GIVEN PROBLEM
Reproduce the listing below exactly, minus its pictures.

EXERCISE MATERIALS
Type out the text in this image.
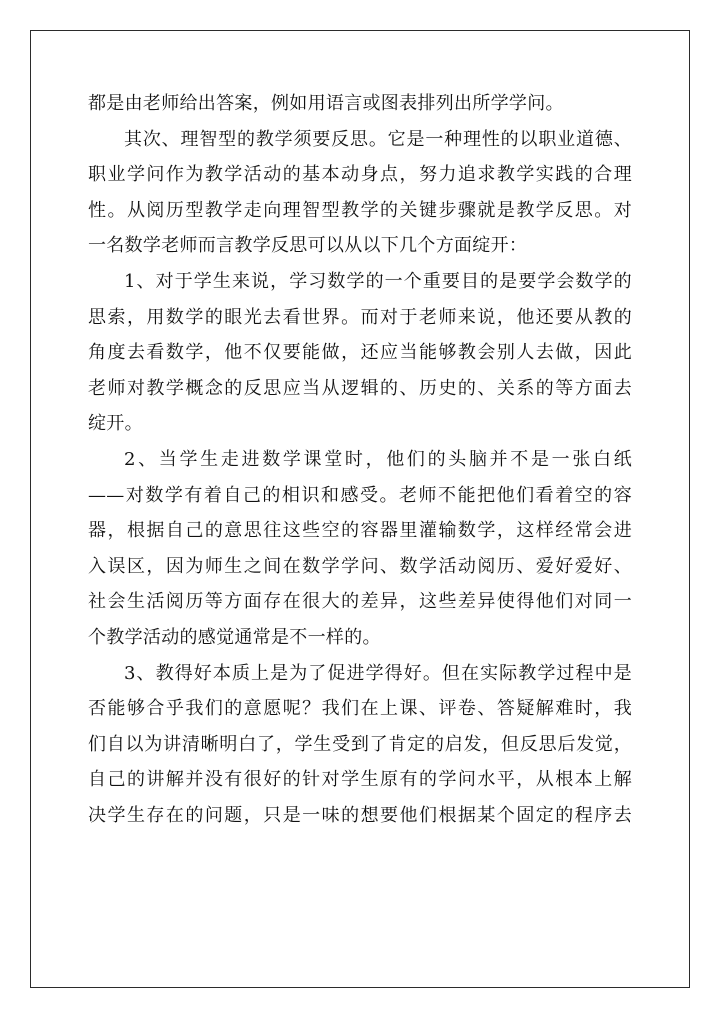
都是由老师给出答案，例如用语言或图表排列出所学学问。

其次、理智型的教学须要反思。它是一种理性的以职业道德、

职业学问作为教学活动的基本动身点，努力追求教学实践的合理

性。从阅历型教学走向理智型教学的关键步骤就是教学反思。对

一名数学老师而言教学反思可以从以下几个方面绽开：

1、对于学生来说，学习数学的一个重要目的是要学会数学的

思索，用数学的眼光去看世界。而对于老师来说，他还要从教的

角度去看数学，他不仅要能做，还应当能够教会别人去做，因此

老师对教学概念的反思应当从逻辑的、历史的、关系的等方面去

绽开。

2、当学生走进数学课堂时，他们的头脑并不是一张白纸

——对数学有着自己的相识和感受。老师不能把他们看着空的容

器，根据自己的意思往这些空的容器里灌输数学，这样经常会进

入误区，因为师生之间在数学学问、数学活动阅历、爱好爱好、

社会生活阅历等方面存在很大的差异，这些差异使得他们对同一

个教学活动的感觉通常是不一样的。

3、教得好本质上是为了促进学得好。但在实际教学过程中是

否能够合乎我们的意愿呢？我们在上课、评卷、答疑解难时，我

们自以为讲清晰明白了，学生受到了肯定的启发，但反思后发觉，

自己的讲解并没有很好的针对学生原有的学问水平，从根本上解

决学生存在的问题，只是一味的想要他们根据某个固定的程序去
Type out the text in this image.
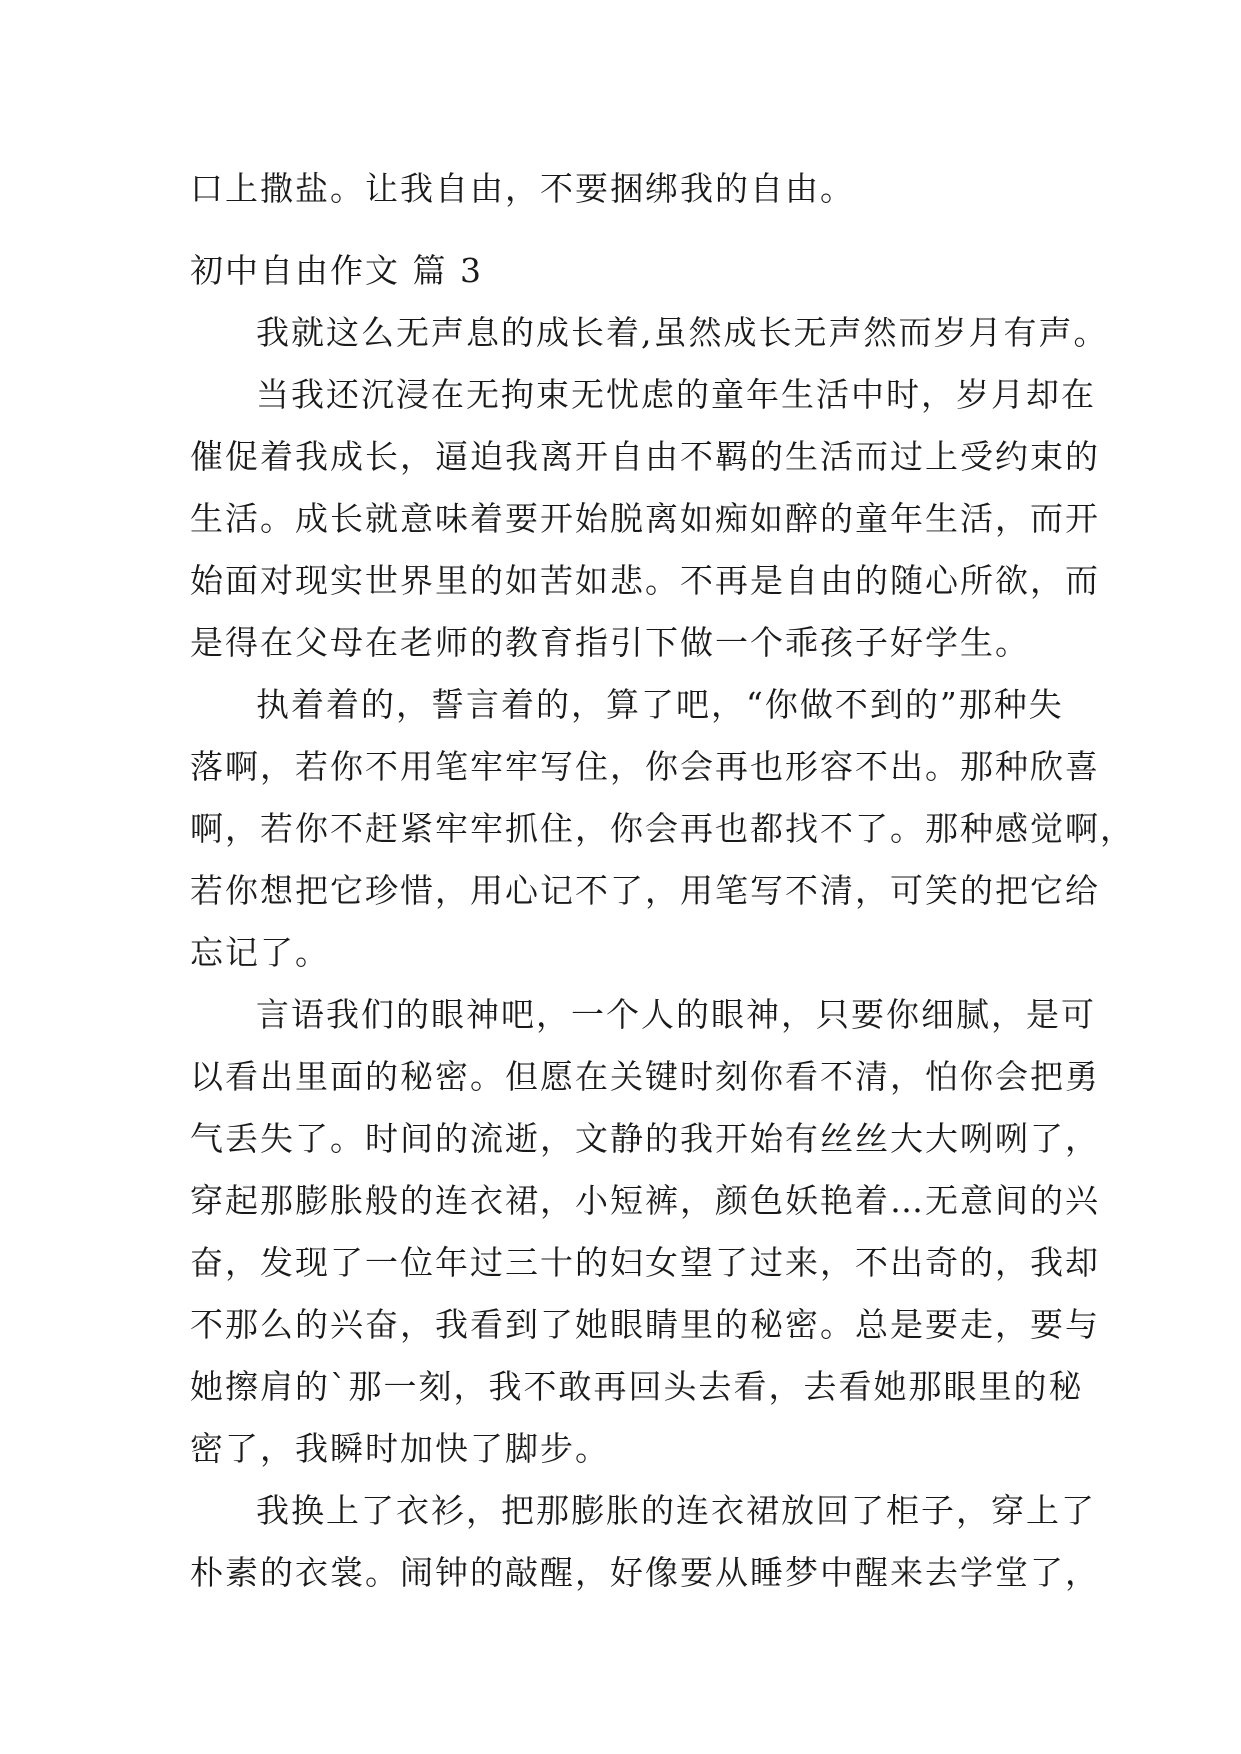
口上撒盐。让我自由，不要捆绑我的自由。

初中自由作文 篇 3

我就这么无声息的成长着,虽然成长无声然而岁月有声。

当我还沉浸在无拘束无忧虑的童年生活中时，岁月却在

催促着我成长，逼迫我离开自由不羁的生活而过上受约束的

生活。成长就意味着要开始脱离如痴如醉的童年生活，而开

始面对现实世界里的如苦如悲。不再是自由的随心所欲，而

是得在父母在老师的教育指引下做一个乖孩子好学生。

执着着的，誓言着的，算了吧，“你做不到的”那种失

落啊，若你不用笔牢牢写住，你会再也形容不出。那种欣喜

啊，若你不赶紧牢牢抓住，你会再也都找不了。那种感觉啊，

若你想把它珍惜，用心记不了，用笔写不清，可笑的把它给

忘记了。

言语我们的眼神吧，一个人的眼神，只要你细腻，是可

以看出里面的秘密。但愿在关键时刻你看不清，怕你会把勇

气丢失了。时间的流逝，文静的我开始有丝丝大大咧咧了，

穿起那膨胀般的连衣裙，小短裤，颜色妖艳着…无意间的兴

奋，发现了一位年过三十的妇女望了过来，不出奇的，我却

不那么的兴奋，我看到了她眼睛里的秘密。总是要走，要与

她擦肩的`那一刻，我不敢再回头去看，去看她那眼里的秘

密了，我瞬时加快了脚步。

我换上了衣衫，把那膨胀的连衣裙放回了柜子，穿上了

朴素的衣裳。闹钟的敲醒，好像要从睡梦中醒来去学堂了，
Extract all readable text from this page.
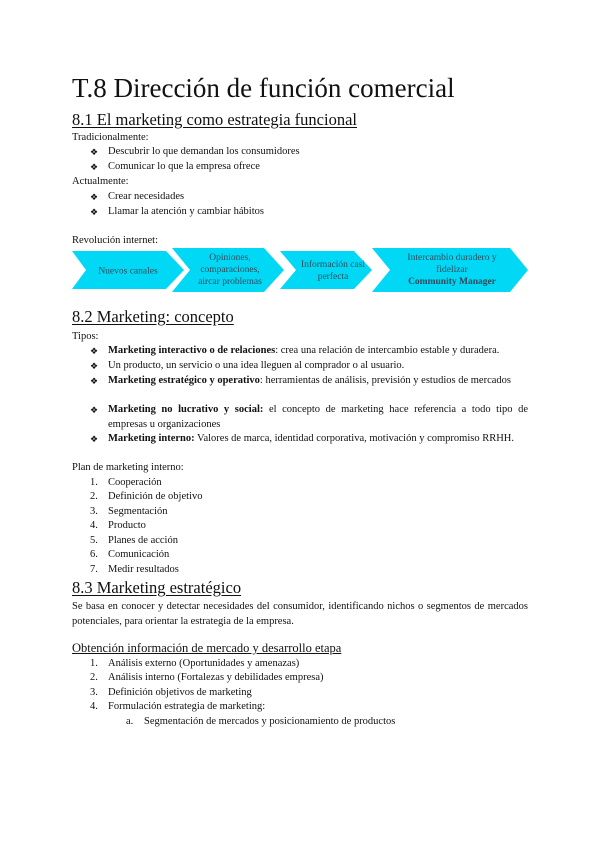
T.8 Dirección de función comercial
8.1 El marketing como estrategia funcional
Tradicionalmente:
❖ Descubrir lo que demandan los consumidores
❖ Comunicar lo que la empresa ofrece
Actualmente:
❖ Crear necesidades
❖ Llamar la atención y cambiar hábitos
Revolución internet:
Nuevos canales
Opiniones,
comparaciones,
aircar problemas
Información casi
perfecta
Intercambio duradero y
fidelizar
Community Manager
8.2 Marketing: concepto
Tipos:
❖ Marketing interactivo o de relaciones: crea una relación de intercambio estable y duradera.
❖ Un producto, un servicio o una idea lleguen al comprador o al usuario.
❖ Marketing estratégico y operativo: herramientas de análisis, previsión y estudios de mercados
❖ Marketing no lucrativo y social: el concepto de marketing hace referencia a todo tipo de empresas u organizaciones
❖ Marketing interno: Valores de marca, identidad corporativa, motivación y compromiso RRHH.
Plan de marketing interno:
1. Cooperación
2. Definición de objetivo
3. Segmentación
4. Producto
5. Planes de acción
6. Comunicación
7. Medir resultados
8.3 Marketing estratégico
Se basa en conocer y detectar necesidades del consumidor, identificando nichos o segmentos de mercados potenciales, para orientar la estrategia de la empresa.
Obtención información de mercado y desarrollo etapa
1. Análisis externo (Oportunidades y amenazas)
2. Análisis interno (Fortalezas y debilidades empresa)
3. Definición objetivos de marketing
4. Formulación estrategia de marketing:
a. Segmentación de mercados y posicionamiento de productos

EXERCISE SOLUTION
Type out the text in this image.
都是由老师给出答案，例如用语言或图表排列出所学学问。

其次、理智型的教学须要反思。它是一种理性的以职业道德、

职业学问作为教学活动的基本动身点，努力追求教学实践的合理

性。从阅历型教学走向理智型教学的关键步骤就是教学反思。对

一名数学老师而言教学反思可以从以下几个方面绽开：

1、对于学生来说，学习数学的一个重要目的是要学会数学的

思索，用数学的眼光去看世界。而对于老师来说，他还要从教的

角度去看数学，他不仅要能做，还应当能够教会别人去做，因此

老师对教学概念的反思应当从逻辑的、历史的、关系的等方面去

绽开。

2、当学生走进数学课堂时，他们的头脑并不是一张白纸

——对数学有着自己的相识和感受。老师不能把他们看着空的容

器，根据自己的意思往这些空的容器里灌输数学，这样经常会进

入误区，因为师生之间在数学学问、数学活动阅历、爱好爱好、

社会生活阅历等方面存在很大的差异，这些差异使得他们对同一

个教学活动的感觉通常是不一样的。

3、教得好本质上是为了促进学得好。但在实际教学过程中是

否能够合乎我们的意愿呢？我们在上课、评卷、答疑解难时，我

们自以为讲清晰明白了，学生受到了肯定的启发，但反思后发觉，

自己的讲解并没有很好的针对学生原有的学问水平，从根本上解

决学生存在的问题，只是一味的想要他们根据某个固定的程序去
Type out the text in this image.
口上撒盐。让我自由，不要捆绑我的自由。

初中自由作文 篇 3

我就这么无声息的成长着,虽然成长无声然而岁月有声。

当我还沉浸在无拘束无忧虑的童年生活中时，岁月却在

催促着我成长，逼迫我离开自由不羁的生活而过上受约束的

生活。成长就意味着要开始脱离如痴如醉的童年生活，而开

始面对现实世界里的如苦如悲。不再是自由的随心所欲，而

是得在父母在老师的教育指引下做一个乖孩子好学生。

执着着的，誓言着的，算了吧，“你做不到的”那种失

落啊，若你不用笔牢牢写住，你会再也形容不出。那种欣喜

啊，若你不赶紧牢牢抓住，你会再也都找不了。那种感觉啊，

若你想把它珍惜，用心记不了，用笔写不清，可笑的把它给

忘记了。

言语我们的眼神吧，一个人的眼神，只要你细腻，是可

以看出里面的秘密。但愿在关键时刻你看不清，怕你会把勇

气丢失了。时间的流逝，文静的我开始有丝丝大大咧咧了，

穿起那膨胀般的连衣裙，小短裤，颜色妖艳着…无意间的兴

奋，发现了一位年过三十的妇女望了过来，不出奇的，我却

不那么的兴奋，我看到了她眼睛里的秘密。总是要走，要与

她擦肩的`那一刻，我不敢再回头去看，去看她那眼里的秘

密了，我瞬时加快了脚步。

我换上了衣衫，把那膨胀的连衣裙放回了柜子，穿上了

朴素的衣裳。闹钟的敲醒，好像要从睡梦中醒来去学堂了，
Extract all readable text from this page.
T.8 Dirección de función comercial
8.1 El marketing como estrategia funcional
Tradicionalmente:
❖ Descubrir lo que demandan los consumidores
❖ Comunicar lo que la empresa ofrece
Actualmente:
❖ Crear necesidades
❖ Llamar la atención y cambiar hábitos
Revolución internet:
Nuevos canales
Opiniones,
comparaciones,
aircar problemas
Información casi
perfecta
Intercambio duradero y
fidelizar
Community Manager
8.2 Marketing: concepto
Tipos:
❖ Marketing interactivo o de relaciones: crea una relación de intercambio estable y duradera.
❖ Un producto, un servicio o una idea lleguen al comprador o al usuario.
❖ Marketing estratégico y operativo: herramientas de análisis, previsión y estudios de mercados
❖ Marketing no lucrativo y social: el concepto de marketing hace referencia a todo tipo de empresas u organizaciones
❖ Marketing interno: Valores de marca, identidad corporativa, motivación y compromiso RRHH.
Plan de marketing interno:
1. Cooperación
2. Definición de objetivo
3. Segmentación
4. Producto
5. Planes de acción
6. Comunicación
7. Medir resultados
8.3 Marketing estratégico
Se basa en conocer y detectar necesidades del consumidor, identificando nichos o segmentos de mercados potenciales, para orientar la estrategia de la empresa.
Obtención información de mercado y desarrollo etapa
1. Análisis externo (Oportunidades y amenazas)
2. Análisis interno (Fortalezas y debilidades empresa)
3. Definición objetivos de marketing
4. Formulación estrategia de marketing:
a. Segmentación de mercados y posicionamiento de productos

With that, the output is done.